begin

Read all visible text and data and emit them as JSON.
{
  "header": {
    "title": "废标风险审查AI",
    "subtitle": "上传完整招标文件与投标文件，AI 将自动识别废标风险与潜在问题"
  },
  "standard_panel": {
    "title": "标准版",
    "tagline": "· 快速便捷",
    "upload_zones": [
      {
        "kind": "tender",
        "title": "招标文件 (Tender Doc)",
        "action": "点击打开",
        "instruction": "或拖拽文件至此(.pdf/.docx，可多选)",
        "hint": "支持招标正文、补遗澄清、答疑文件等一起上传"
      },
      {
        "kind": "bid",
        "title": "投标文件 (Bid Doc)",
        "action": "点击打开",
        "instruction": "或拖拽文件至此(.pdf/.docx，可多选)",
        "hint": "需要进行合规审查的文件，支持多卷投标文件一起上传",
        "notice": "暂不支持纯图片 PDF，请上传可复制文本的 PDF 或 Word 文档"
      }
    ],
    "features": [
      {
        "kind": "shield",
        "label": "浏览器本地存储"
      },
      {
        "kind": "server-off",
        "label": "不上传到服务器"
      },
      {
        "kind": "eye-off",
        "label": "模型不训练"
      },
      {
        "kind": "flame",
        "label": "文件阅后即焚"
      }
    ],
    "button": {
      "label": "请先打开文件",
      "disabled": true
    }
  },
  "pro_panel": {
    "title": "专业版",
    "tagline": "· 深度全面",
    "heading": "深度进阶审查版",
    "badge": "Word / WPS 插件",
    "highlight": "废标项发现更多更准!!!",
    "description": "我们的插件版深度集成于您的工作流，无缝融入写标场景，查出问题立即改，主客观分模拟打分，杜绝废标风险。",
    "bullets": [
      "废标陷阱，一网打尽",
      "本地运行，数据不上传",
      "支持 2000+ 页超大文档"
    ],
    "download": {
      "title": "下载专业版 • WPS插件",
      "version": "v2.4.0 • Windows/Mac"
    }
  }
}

end

Looking at the material above, count the lines containing the string "kind" and reply with the count alone.

6